Task goal:
List each line of the data that holds the word "none".

"""

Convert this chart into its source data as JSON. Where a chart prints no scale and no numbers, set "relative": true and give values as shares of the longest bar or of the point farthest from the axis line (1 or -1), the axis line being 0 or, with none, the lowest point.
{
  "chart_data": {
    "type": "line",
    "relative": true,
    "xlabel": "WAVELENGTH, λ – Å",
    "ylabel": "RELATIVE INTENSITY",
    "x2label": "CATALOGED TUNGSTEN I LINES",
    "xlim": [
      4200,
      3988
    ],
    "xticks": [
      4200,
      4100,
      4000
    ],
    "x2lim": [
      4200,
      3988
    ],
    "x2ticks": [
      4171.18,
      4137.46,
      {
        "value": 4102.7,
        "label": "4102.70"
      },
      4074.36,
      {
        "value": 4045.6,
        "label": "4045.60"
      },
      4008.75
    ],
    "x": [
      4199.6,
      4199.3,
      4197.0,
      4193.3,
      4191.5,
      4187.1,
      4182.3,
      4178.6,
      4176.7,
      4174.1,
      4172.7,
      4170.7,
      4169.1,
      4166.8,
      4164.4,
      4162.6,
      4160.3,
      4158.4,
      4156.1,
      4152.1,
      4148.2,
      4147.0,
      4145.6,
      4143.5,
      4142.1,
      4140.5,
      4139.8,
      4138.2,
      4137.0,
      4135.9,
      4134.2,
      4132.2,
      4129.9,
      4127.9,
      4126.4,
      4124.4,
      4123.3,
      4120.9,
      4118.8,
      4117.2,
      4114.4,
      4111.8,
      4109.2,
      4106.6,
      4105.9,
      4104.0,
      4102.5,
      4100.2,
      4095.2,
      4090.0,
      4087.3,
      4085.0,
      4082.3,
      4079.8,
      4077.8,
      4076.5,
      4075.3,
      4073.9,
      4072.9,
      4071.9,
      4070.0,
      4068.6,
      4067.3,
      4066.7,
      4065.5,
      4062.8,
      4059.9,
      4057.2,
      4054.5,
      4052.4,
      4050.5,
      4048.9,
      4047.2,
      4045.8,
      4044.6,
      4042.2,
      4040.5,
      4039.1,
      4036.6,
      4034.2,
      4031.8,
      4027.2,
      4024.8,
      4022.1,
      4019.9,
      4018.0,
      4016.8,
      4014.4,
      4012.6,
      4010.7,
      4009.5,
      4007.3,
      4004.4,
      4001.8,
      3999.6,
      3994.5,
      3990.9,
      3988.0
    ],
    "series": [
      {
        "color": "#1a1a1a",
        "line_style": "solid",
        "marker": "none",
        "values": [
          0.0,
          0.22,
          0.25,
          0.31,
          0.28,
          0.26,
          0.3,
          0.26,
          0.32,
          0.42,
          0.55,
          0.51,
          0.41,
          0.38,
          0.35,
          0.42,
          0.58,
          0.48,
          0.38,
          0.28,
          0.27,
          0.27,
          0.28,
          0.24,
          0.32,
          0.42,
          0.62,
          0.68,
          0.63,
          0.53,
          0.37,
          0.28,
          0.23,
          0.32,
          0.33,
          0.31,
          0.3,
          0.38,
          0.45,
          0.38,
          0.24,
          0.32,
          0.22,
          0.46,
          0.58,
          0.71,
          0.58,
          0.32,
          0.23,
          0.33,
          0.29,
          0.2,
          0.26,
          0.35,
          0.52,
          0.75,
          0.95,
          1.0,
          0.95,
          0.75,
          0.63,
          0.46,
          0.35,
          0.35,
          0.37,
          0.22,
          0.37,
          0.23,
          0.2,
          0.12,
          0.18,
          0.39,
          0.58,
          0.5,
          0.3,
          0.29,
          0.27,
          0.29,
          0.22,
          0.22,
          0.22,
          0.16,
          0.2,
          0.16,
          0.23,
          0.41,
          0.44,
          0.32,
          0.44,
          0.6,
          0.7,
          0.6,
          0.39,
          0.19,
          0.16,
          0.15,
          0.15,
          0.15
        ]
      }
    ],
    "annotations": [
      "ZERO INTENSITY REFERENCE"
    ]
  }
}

"""
"""

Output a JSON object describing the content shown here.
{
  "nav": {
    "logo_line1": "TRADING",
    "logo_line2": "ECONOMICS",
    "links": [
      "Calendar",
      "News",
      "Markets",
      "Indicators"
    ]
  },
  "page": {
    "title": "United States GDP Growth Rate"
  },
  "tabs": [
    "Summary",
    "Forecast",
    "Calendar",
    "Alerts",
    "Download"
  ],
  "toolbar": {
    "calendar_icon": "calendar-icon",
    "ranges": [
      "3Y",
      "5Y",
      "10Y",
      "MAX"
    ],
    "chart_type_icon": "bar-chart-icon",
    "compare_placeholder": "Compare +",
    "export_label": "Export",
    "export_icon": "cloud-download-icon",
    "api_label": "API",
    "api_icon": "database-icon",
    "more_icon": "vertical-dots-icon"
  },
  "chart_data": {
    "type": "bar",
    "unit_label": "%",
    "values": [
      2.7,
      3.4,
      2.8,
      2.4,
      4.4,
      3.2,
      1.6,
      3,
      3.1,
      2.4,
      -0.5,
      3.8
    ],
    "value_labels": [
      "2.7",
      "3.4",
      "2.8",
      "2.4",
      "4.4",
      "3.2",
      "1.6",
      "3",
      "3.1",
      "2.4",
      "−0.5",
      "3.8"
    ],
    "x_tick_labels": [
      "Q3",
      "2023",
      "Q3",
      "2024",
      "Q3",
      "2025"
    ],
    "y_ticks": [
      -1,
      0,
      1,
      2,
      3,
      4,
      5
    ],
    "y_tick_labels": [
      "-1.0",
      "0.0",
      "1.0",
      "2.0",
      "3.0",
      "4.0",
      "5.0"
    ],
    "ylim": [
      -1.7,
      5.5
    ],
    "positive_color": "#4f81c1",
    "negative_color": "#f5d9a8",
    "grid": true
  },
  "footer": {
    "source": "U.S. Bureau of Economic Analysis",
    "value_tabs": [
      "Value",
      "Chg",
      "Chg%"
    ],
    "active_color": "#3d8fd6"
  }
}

"""

Written solution:
Convert this chart into its source data as JSON. Where a chart prints no scale and no numbers, set "relative": true and give values as shares of the longest bar or of the point farthest from the axis line (1 or -1), the axis line being 0 or, with none, the lowest point.
        "marker": "none",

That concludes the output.